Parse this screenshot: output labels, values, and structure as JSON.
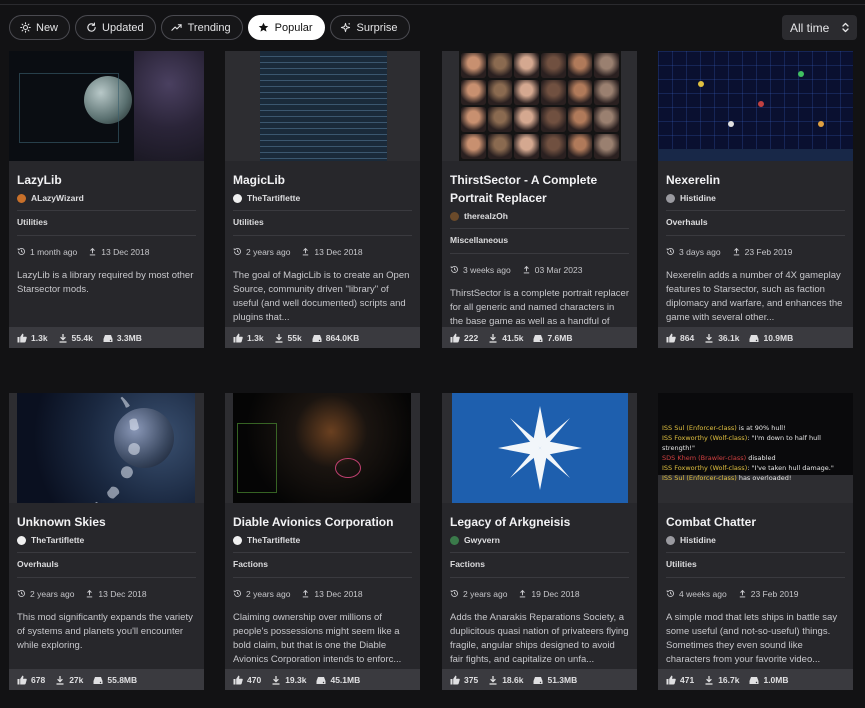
{
  "filters": [
    {
      "label": "New",
      "icon": "sun-icon",
      "active": false
    },
    {
      "label": "Updated",
      "icon": "refresh-icon",
      "active": false
    },
    {
      "label": "Trending",
      "icon": "trending-icon",
      "active": false
    },
    {
      "label": "Popular",
      "icon": "star-icon",
      "active": true
    },
    {
      "label": "Surprise",
      "icon": "sparkle-icon",
      "active": false
    }
  ],
  "sort": {
    "label": "All time"
  },
  "mods": [
    {
      "title": "LazyLib",
      "author": "ALazyWizard",
      "author_color": "#c8702a",
      "category": "Utilities",
      "updated": "1 month ago",
      "created": "13 Dec 2018",
      "description": "LazyLib is a library required by most other Starsector mods.",
      "likes": "1.3k",
      "downloads": "55.4k",
      "size": "3.3MB",
      "thumb": "planet"
    },
    {
      "title": "MagicLib",
      "author": "TheTartiflette",
      "author_color": "#f0f0f0",
      "category": "Utilities",
      "updated": "2 years ago",
      "created": "13 Dec 2018",
      "description": "The goal of MagicLib is to create an Open Source, community driven \"library\" of useful (and well documented) scripts and plugins that...",
      "likes": "1.3k",
      "downloads": "55k",
      "size": "864.0KB",
      "thumb": "code"
    },
    {
      "title": "ThirstSector - A Complete Portrait Replacer",
      "author": "therealzOh",
      "author_color": "#6b4a2a",
      "category": "Miscellaneous",
      "updated": "3 weeks ago",
      "created": "03 Mar 2023",
      "description": "ThirstSector is a complete portrait replacer for all generic and named characters in the base game as well as a handful of mods. This is a SFW mod...",
      "likes": "222",
      "downloads": "41.5k",
      "size": "7.6MB",
      "thumb": "portraits"
    },
    {
      "title": "Nexerelin",
      "author": "Histidine",
      "author_color": "#9a9aa0",
      "category": "Overhauls",
      "updated": "3 days ago",
      "created": "23 Feb 2019",
      "description": "Nexerelin adds a number of 4X gameplay features to Starsector, such as faction diplomacy and warfare, and enhances the game with several other...",
      "likes": "864",
      "downloads": "36.1k",
      "size": "10.9MB",
      "thumb": "starmap"
    },
    {
      "title": "Unknown Skies",
      "author": "TheTartiflette",
      "author_color": "#f0f0f0",
      "category": "Overhauls",
      "updated": "2 years ago",
      "created": "13 Dec 2018",
      "description": "This mod significantly expands the variety of systems and planets you'll encounter while exploring.",
      "likes": "678",
      "downloads": "27k",
      "size": "55.8MB",
      "thumb": "skies"
    },
    {
      "title": "Diable Avionics Corporation",
      "author": "TheTartiflette",
      "author_color": "#f0f0f0",
      "category": "Factions",
      "updated": "2 years ago",
      "created": "13 Dec 2018",
      "description": "Claiming ownership over millions of people's possessions might seem like a bold claim, but that is one the Diable Avionics Corporation intends to enforc...",
      "likes": "470",
      "downloads": "19.3k",
      "size": "45.1MB",
      "thumb": "battle"
    },
    {
      "title": "Legacy of Arkgneisis",
      "author": "Gwyvern",
      "author_color": "#3a7a4a",
      "category": "Factions",
      "updated": "2 years ago",
      "created": "19 Dec 2018",
      "description": "Adds the Anarakis Reparations Society, a duplicitous quasi nation of privateers flying fragile, angular ships designed to avoid fair fights, and capitalize on unfa...",
      "likes": "375",
      "downloads": "18.6k",
      "size": "51.3MB",
      "thumb": "emblem"
    },
    {
      "title": "Combat Chatter",
      "author": "Histidine",
      "author_color": "#9a9aa0",
      "category": "Utilities",
      "updated": "4 weeks ago",
      "created": "23 Feb 2019",
      "description": "A simple mod that lets ships in battle say some useful (and not-so-useful) things. Sometimes they even sound like characters from your favorite video...",
      "likes": "471",
      "downloads": "16.7k",
      "size": "1.0MB",
      "thumb": "chatter"
    }
  ],
  "chatter": [
    {
      "ship": "ISS Sul (Enforcer-class)",
      "msg": " is at 90% hull!",
      "color": "#e0c040"
    },
    {
      "ship": "ISS Foxworthy (Wolf-class)",
      "msg": ": \"I'm down to half hull strength!\"",
      "color": "#e0c040"
    },
    {
      "ship": "SDS Khem (Brawler-class)",
      "msg": " disabled",
      "color": "#d04040"
    },
    {
      "ship": "ISS Foxworthy (Wolf-class)",
      "msg": ": \"I've taken hull damage.\"",
      "color": "#e0c040"
    },
    {
      "ship": "ISS Sul (Enforcer-class)",
      "msg": " has overloaded!",
      "color": "#e0c040"
    }
  ]
}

GIVEN REQUEST
Return every line of the records exactly as given, pictures excluded.

RIGHT ANSWER
Parse this screenshot: output labels, values, and structure as JSON.
{
  "filters": [
    {
      "label": "New",
      "icon": "sun-icon",
      "active": false
    },
    {
      "label": "Updated",
      "icon": "refresh-icon",
      "active": false
    },
    {
      "label": "Trending",
      "icon": "trending-icon",
      "active": false
    },
    {
      "label": "Popular",
      "icon": "star-icon",
      "active": true
    },
    {
      "label": "Surprise",
      "icon": "sparkle-icon",
      "active": false
    }
  ],
  "sort": {
    "label": "All time"
  },
  "mods": [
    {
      "title": "LazyLib",
      "author": "ALazyWizard",
      "author_color": "#c8702a",
      "category": "Utilities",
      "updated": "1 month ago",
      "created": "13 Dec 2018",
      "description": "LazyLib is a library required by most other Starsector mods.",
      "likes": "1.3k",
      "downloads": "55.4k",
      "size": "3.3MB",
      "thumb": "planet"
    },
    {
      "title": "MagicLib",
      "author": "TheTartiflette",
      "author_color": "#f0f0f0",
      "category": "Utilities",
      "updated": "2 years ago",
      "created": "13 Dec 2018",
      "description": "The goal of MagicLib is to create an Open Source, community driven \"library\" of useful (and well documented) scripts and plugins that...",
      "likes": "1.3k",
      "downloads": "55k",
      "size": "864.0KB",
      "thumb": "code"
    },
    {
      "title": "ThirstSector - A Complete Portrait Replacer",
      "author": "therealzOh",
      "author_color": "#6b4a2a",
      "category": "Miscellaneous",
      "updated": "3 weeks ago",
      "created": "03 Mar 2023",
      "description": "ThirstSector is a complete portrait replacer for all generic and named characters in the base game as well as a handful of mods. This is a SFW mod...",
      "likes": "222",
      "downloads": "41.5k",
      "size": "7.6MB",
      "thumb": "portraits"
    },
    {
      "title": "Nexerelin",
      "author": "Histidine",
      "author_color": "#9a9aa0",
      "category": "Overhauls",
      "updated": "3 days ago",
      "created": "23 Feb 2019",
      "description": "Nexerelin adds a number of 4X gameplay features to Starsector, such as faction diplomacy and warfare, and enhances the game with several other...",
      "likes": "864",
      "downloads": "36.1k",
      "size": "10.9MB",
      "thumb": "starmap"
    },
    {
      "title": "Unknown Skies",
      "author": "TheTartiflette",
      "author_color": "#f0f0f0",
      "category": "Overhauls",
      "updated": "2 years ago",
      "created": "13 Dec 2018",
      "description": "This mod significantly expands the variety of systems and planets you'll encounter while exploring.",
      "likes": "678",
      "downloads": "27k",
      "size": "55.8MB",
      "thumb": "skies"
    },
    {
      "title": "Diable Avionics Corporation",
      "author": "TheTartiflette",
      "author_color": "#f0f0f0",
      "category": "Factions",
      "updated": "2 years ago",
      "created": "13 Dec 2018",
      "description": "Claiming ownership over millions of people's possessions might seem like a bold claim, but that is one the Diable Avionics Corporation intends to enforc...",
      "likes": "470",
      "downloads": "19.3k",
      "size": "45.1MB",
      "thumb": "battle"
    },
    {
      "title": "Legacy of Arkgneisis",
      "author": "Gwyvern",
      "author_color": "#3a7a4a",
      "category": "Factions",
      "updated": "2 years ago",
      "created": "19 Dec 2018",
      "description": "Adds the Anarakis Reparations Society, a duplicitous quasi nation of privateers flying fragile, angular ships designed to avoid fair fights, and capitalize on unfa...",
      "likes": "375",
      "downloads": "18.6k",
      "size": "51.3MB",
      "thumb": "emblem"
    },
    {
      "title": "Combat Chatter",
      "author": "Histidine",
      "author_color": "#9a9aa0",
      "category": "Utilities",
      "updated": "4 weeks ago",
      "created": "23 Feb 2019",
      "description": "A simple mod that lets ships in battle say some useful (and not-so-useful) things. Sometimes they even sound like characters from your favorite video...",
      "likes": "471",
      "downloads": "16.7k",
      "size": "1.0MB",
      "thumb": "chatter"
    }
  ],
  "chatter": [
    {
      "ship": "ISS Sul (Enforcer-class)",
      "msg": " is at 90% hull!",
      "color": "#e0c040"
    },
    {
      "ship": "ISS Foxworthy (Wolf-class)",
      "msg": ": \"I'm down to half hull strength!\"",
      "color": "#e0c040"
    },
    {
      "ship": "SDS Khem (Brawler-class)",
      "msg": " disabled",
      "color": "#d04040"
    },
    {
      "ship": "ISS Foxworthy (Wolf-class)",
      "msg": ": \"I've taken hull damage.\"",
      "color": "#e0c040"
    },
    {
      "ship": "ISS Sul (Enforcer-class)",
      "msg": " has overloaded!",
      "color": "#e0c040"
    }
  ]
}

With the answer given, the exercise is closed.